-- start Records provided --
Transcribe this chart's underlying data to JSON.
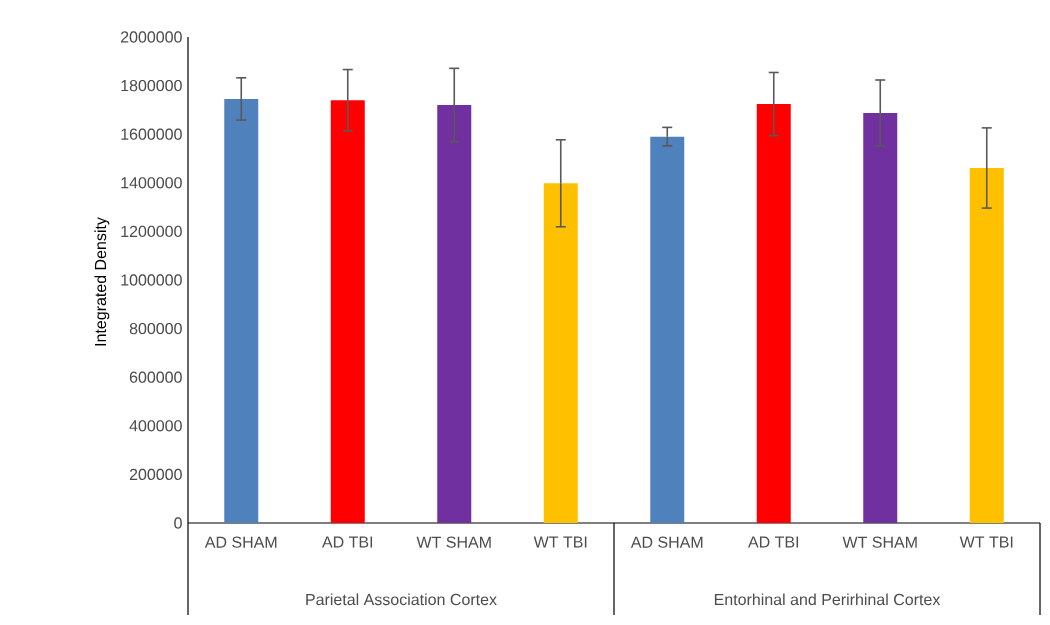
{
  "chart_data": {
    "type": "bar",
    "ylabel": "Integrated Density",
    "categories": [
      "AD SHAM",
      "AD TBI",
      "WT SHAM",
      "WT TBI",
      "AD SHAM",
      "AD TBI",
      "WT SHAM",
      "WT TBI"
    ],
    "values": [
      1745000,
      1740000,
      1720000,
      1398000,
      1590000,
      1724000,
      1687000,
      1461000
    ],
    "errors": [
      87000,
      126000,
      151000,
      179000,
      38000,
      130000,
      136000,
      165000
    ],
    "colors": [
      "#4f81bd",
      "#ff0000",
      "#7030a0",
      "#ffc000",
      "#4f81bd",
      "#ff0000",
      "#7030a0",
      "#ffc000"
    ],
    "ylim": [
      0,
      2000000
    ],
    "yticks": [
      0,
      200000,
      400000,
      600000,
      800000,
      1000000,
      1200000,
      1400000,
      1600000,
      1800000,
      2000000
    ],
    "annotations": [
      "Parietal Association Cortex",
      "Entorhinal and Perirhinal Cortex"
    ],
    "grid": false
  }
}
-- end Records provided --
(Challenge)
Reproduce the records above exactly, leaving out every picture they contain.

(Response to this task)
Transcribe this chart's underlying data to JSON.
{
  "chart_data": {
    "type": "bar",
    "ylabel": "Integrated Density",
    "categories": [
      "AD SHAM",
      "AD TBI",
      "WT SHAM",
      "WT TBI",
      "AD SHAM",
      "AD TBI",
      "WT SHAM",
      "WT TBI"
    ],
    "values": [
      1745000,
      1740000,
      1720000,
      1398000,
      1590000,
      1724000,
      1687000,
      1461000
    ],
    "errors": [
      87000,
      126000,
      151000,
      179000,
      38000,
      130000,
      136000,
      165000
    ],
    "colors": [
      "#4f81bd",
      "#ff0000",
      "#7030a0",
      "#ffc000",
      "#4f81bd",
      "#ff0000",
      "#7030a0",
      "#ffc000"
    ],
    "ylim": [
      0,
      2000000
    ],
    "yticks": [
      0,
      200000,
      400000,
      600000,
      800000,
      1000000,
      1200000,
      1400000,
      1600000,
      1800000,
      2000000
    ],
    "annotations": [
      "Parietal Association Cortex",
      "Entorhinal and Perirhinal Cortex"
    ],
    "grid": false
  }
}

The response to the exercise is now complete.